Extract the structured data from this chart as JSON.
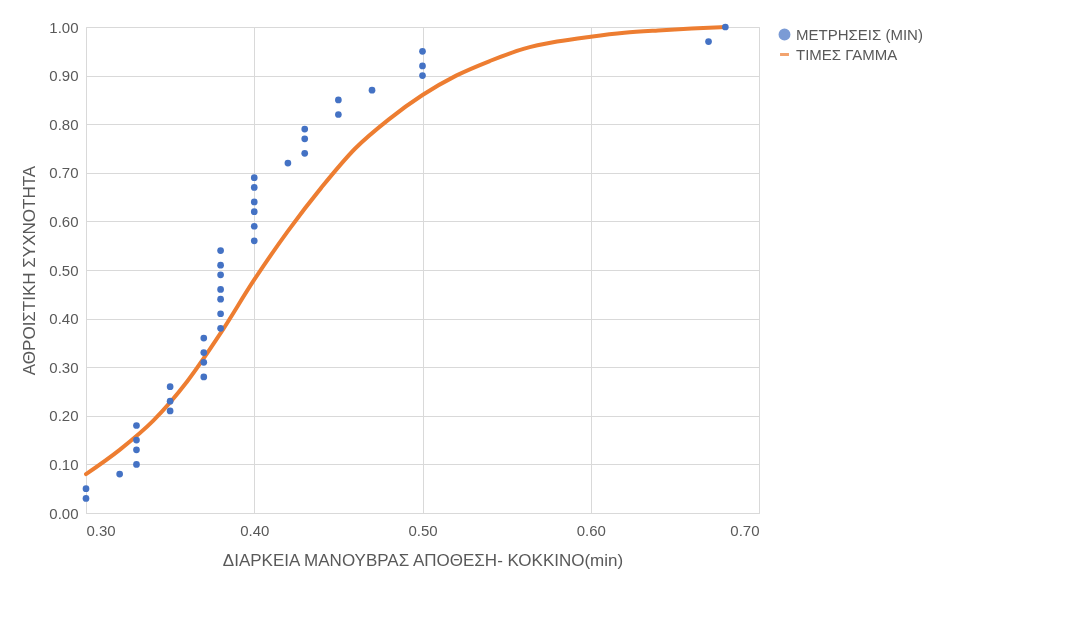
{
  "chart_data": {
    "type": "scatter",
    "xlabel": "ΔΙΑΡΚΕΙΑ ΜΑΝΟΥΒΡΑΣ ΑΠΟΘΕΣΗ- ΚΟΚΚΙΝΟ(min)",
    "ylabel": "ΑΘΡΟΙΣΤΙΚΗ ΣΥΧΝΟΤΗΤΑ",
    "xlim": [
      0.3,
      0.7
    ],
    "xticks": [
      {
        "value": 0.3,
        "label": "0.30"
      },
      {
        "value": 0.4,
        "label": "0.40"
      },
      {
        "value": 0.5,
        "label": "0.50"
      },
      {
        "value": 0.6,
        "label": "0.60"
      },
      {
        "value": 0.7,
        "label": "0.70"
      }
    ],
    "ylim": [
      0,
      1
    ],
    "yticks": [
      {
        "value": 0,
        "label": "0.00"
      },
      {
        "value": 0.1,
        "label": "0.10"
      },
      {
        "value": 0.2,
        "label": "0.20"
      },
      {
        "value": 0.3,
        "label": "0.30"
      },
      {
        "value": 0.4,
        "label": "0.40"
      },
      {
        "value": 0.5,
        "label": "0.50"
      },
      {
        "value": 0.6,
        "label": "0.60"
      },
      {
        "value": 0.7,
        "label": "0.70"
      },
      {
        "value": 0.8,
        "label": "0.80"
      },
      {
        "value": 0.9,
        "label": "0.90"
      },
      {
        "value": 1,
        "label": "1.00"
      }
    ],
    "grid": true,
    "legend": "right",
    "series": [
      {
        "name": "ΜΕΤΡΗΣΕΙΣ (MIN)",
        "marker": "circle",
        "color": "#4472c4",
        "x": [
          0.3,
          0.3,
          0.32,
          0.33,
          0.33,
          0.33,
          0.33,
          0.35,
          0.35,
          0.35,
          0.37,
          0.37,
          0.37,
          0.37,
          0.38,
          0.38,
          0.38,
          0.38,
          0.38,
          0.38,
          0.38,
          0.4,
          0.4,
          0.4,
          0.4,
          0.4,
          0.4,
          0.42,
          0.43,
          0.43,
          0.43,
          0.45,
          0.45,
          0.47,
          0.5,
          0.5,
          0.5,
          0.67,
          0.68
        ],
        "values": [
          0.03,
          0.05,
          0.08,
          0.1,
          0.13,
          0.15,
          0.18,
          0.21,
          0.23,
          0.26,
          0.28,
          0.31,
          0.33,
          0.36,
          0.38,
          0.41,
          0.44,
          0.46,
          0.49,
          0.51,
          0.54,
          0.56,
          0.59,
          0.62,
          0.64,
          0.67,
          0.69,
          0.72,
          0.74,
          0.77,
          0.79,
          0.82,
          0.85,
          0.87,
          0.9,
          0.92,
          0.95,
          0.97,
          1.0
        ]
      },
      {
        "name": "ΤΙΜΕΣ ΓΑΜΜΑ",
        "type": "line",
        "line_style": "solid",
        "color": "#ed7d31",
        "x": [
          0.3,
          0.32,
          0.34,
          0.36,
          0.38,
          0.4,
          0.42,
          0.44,
          0.46,
          0.48,
          0.5,
          0.52,
          0.54,
          0.56,
          0.58,
          0.6,
          0.62,
          0.64,
          0.66,
          0.68
        ],
        "values": [
          0.08,
          0.13,
          0.19,
          0.27,
          0.37,
          0.48,
          0.58,
          0.67,
          0.75,
          0.81,
          0.86,
          0.9,
          0.93,
          0.955,
          0.97,
          0.98,
          0.988,
          0.993,
          0.997,
          1.0
        ]
      }
    ]
  }
}
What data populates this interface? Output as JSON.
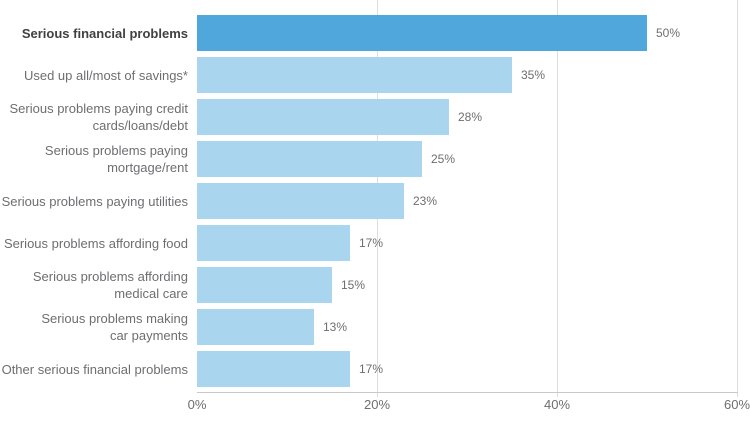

+===+

• _Request_:
For the data above, state only how many lines include the word "this".

• _Exercise output_:
2